## START Text shown

Re: Consonantal iota

Carl W. Conrad (cwconrad@artsci.wustl.edu)
Tue, 21 Jan 1997 09:56:56 -0600

At 2:48 PM -0600 1/20/97, Rod Decker wrote:
>This may be in the provenance of those of you who are classicists as it is
>not a direct feature in b-greek:
>
>Was consonantal iota ever written as a distinct glyph (if I may use that
>designation somewhat loosely), or is the only distinction morphological/
>contextual (and not orthographical)?

I think that the straightforward answer to this is NO, at least for
antiquity, and I think it is expressed today by the combination of gamma +
iota before a vowel. The fact that our NT Greek forms for Jerusalem and
Jordan are spelled with an iota that has a smooth breathing certainly
points to a theory that this iota was pronounced as a vowel.

>Are there other names for this character that are sometimes or commonly
>used? I assume that the ref. in Smyth (#109ff) to a "semi-vowel" is a
>broader term and not a synonym for consonantal iota?
>
>Does anyone know of any discussion of consonantal iota in the grammars? I
>find passing mention in Smyth; nothing in BDF, and nothing in Moulton (v.

## END Text shown
## START Given information

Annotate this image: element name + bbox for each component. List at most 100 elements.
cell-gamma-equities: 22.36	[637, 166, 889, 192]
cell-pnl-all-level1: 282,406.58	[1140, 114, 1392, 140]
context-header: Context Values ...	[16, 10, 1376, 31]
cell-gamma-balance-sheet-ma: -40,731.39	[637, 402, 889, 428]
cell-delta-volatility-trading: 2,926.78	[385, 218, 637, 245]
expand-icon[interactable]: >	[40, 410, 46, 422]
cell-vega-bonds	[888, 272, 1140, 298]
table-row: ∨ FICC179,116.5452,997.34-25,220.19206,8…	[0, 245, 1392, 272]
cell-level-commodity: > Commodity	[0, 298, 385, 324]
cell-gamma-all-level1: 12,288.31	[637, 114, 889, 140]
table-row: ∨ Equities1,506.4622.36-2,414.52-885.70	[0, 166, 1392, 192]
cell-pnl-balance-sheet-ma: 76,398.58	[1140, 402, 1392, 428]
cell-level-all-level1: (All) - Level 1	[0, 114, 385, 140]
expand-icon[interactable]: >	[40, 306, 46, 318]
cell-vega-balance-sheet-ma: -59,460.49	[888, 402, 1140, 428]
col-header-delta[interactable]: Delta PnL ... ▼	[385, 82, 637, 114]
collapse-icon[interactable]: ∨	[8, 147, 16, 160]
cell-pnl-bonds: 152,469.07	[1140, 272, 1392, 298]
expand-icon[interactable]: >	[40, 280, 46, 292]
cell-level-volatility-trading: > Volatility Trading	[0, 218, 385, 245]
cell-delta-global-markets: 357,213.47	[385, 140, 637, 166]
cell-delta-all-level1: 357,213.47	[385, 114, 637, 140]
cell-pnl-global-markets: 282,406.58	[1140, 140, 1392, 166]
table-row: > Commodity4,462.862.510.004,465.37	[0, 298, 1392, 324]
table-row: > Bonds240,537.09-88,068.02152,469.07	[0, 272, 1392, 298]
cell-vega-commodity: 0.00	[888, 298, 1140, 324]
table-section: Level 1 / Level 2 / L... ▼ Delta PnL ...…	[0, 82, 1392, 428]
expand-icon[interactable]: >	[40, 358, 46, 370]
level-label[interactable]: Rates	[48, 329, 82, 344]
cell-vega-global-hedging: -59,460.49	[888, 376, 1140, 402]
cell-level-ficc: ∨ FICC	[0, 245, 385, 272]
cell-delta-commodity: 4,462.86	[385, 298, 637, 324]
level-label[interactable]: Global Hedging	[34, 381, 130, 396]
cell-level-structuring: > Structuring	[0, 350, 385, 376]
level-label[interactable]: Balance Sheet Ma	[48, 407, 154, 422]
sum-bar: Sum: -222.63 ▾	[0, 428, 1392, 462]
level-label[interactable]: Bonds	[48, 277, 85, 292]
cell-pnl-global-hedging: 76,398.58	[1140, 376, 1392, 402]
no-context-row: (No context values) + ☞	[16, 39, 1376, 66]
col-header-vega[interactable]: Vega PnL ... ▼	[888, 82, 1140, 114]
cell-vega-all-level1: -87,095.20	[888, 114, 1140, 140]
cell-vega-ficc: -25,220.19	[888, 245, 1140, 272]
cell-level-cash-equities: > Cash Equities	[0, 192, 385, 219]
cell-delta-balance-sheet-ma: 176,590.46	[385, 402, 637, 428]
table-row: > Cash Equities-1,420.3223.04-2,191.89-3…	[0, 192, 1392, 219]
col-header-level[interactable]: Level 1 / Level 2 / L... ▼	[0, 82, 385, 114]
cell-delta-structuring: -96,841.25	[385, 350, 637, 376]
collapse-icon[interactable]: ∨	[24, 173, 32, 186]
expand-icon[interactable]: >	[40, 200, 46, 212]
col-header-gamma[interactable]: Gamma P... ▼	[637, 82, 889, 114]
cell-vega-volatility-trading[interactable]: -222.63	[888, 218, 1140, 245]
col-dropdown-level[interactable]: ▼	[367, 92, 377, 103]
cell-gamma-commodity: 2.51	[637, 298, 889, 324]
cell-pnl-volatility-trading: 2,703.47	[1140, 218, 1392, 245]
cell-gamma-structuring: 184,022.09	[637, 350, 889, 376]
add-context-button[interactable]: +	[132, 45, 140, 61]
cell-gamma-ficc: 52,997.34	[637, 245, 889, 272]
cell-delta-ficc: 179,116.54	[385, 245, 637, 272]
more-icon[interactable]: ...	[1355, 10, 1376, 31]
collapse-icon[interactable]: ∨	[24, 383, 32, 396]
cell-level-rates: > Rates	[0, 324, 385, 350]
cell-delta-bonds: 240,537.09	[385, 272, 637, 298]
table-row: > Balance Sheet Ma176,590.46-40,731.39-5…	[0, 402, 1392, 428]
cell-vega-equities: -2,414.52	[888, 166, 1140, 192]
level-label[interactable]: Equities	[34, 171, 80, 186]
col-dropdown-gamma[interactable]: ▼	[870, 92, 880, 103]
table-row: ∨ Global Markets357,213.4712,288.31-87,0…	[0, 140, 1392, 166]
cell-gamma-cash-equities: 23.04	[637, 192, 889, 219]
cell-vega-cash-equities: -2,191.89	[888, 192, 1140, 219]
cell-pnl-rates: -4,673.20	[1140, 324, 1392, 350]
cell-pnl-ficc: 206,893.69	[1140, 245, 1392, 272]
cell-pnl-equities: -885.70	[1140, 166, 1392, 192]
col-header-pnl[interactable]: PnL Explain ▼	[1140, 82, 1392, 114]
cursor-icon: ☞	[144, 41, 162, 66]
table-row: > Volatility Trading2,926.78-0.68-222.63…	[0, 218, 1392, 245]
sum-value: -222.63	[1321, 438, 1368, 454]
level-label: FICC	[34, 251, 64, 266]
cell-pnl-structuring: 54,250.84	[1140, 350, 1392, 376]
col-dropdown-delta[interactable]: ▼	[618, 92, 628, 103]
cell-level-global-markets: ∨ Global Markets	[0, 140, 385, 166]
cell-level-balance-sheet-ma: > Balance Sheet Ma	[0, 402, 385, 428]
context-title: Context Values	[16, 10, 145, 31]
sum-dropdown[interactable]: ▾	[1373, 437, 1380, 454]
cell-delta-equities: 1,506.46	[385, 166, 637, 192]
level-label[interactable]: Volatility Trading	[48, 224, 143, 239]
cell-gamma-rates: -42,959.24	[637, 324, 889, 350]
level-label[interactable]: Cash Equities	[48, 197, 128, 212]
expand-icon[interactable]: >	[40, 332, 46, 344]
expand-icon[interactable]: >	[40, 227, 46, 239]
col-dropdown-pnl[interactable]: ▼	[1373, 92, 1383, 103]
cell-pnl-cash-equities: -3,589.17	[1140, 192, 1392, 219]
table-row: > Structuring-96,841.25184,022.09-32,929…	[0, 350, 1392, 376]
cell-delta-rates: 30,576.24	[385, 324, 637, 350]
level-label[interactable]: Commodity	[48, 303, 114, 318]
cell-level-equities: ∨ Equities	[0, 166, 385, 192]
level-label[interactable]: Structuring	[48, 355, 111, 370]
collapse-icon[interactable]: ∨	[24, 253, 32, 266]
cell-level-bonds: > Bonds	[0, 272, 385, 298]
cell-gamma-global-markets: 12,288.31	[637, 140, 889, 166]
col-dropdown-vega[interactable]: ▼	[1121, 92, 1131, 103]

## END Given information

=== Directions ===
(a) List every grammar or reference work named in the post on consonantal iota.
(b) Repeat the stretch of the post on consonantal iota from "At 2:48 PM -0600" through "(and not orthographical)?".
The entries have no connection to the post on consonantal iota.

=== Solutions by task ===
(a) Smyth, BDF, Moulton

(b)
At 2:48 PM -0600 1/20/97, Rod Decker wrote:
>This may be in the provenance of those of you who are classicists as it is
>not a direct feature in b-greek:
>
>Was consonantal iota ever written as a distinct glyph (if I may use that
>designation somewhat loosely), or is the only distinction morphological/
>contextual (and not orthographical)?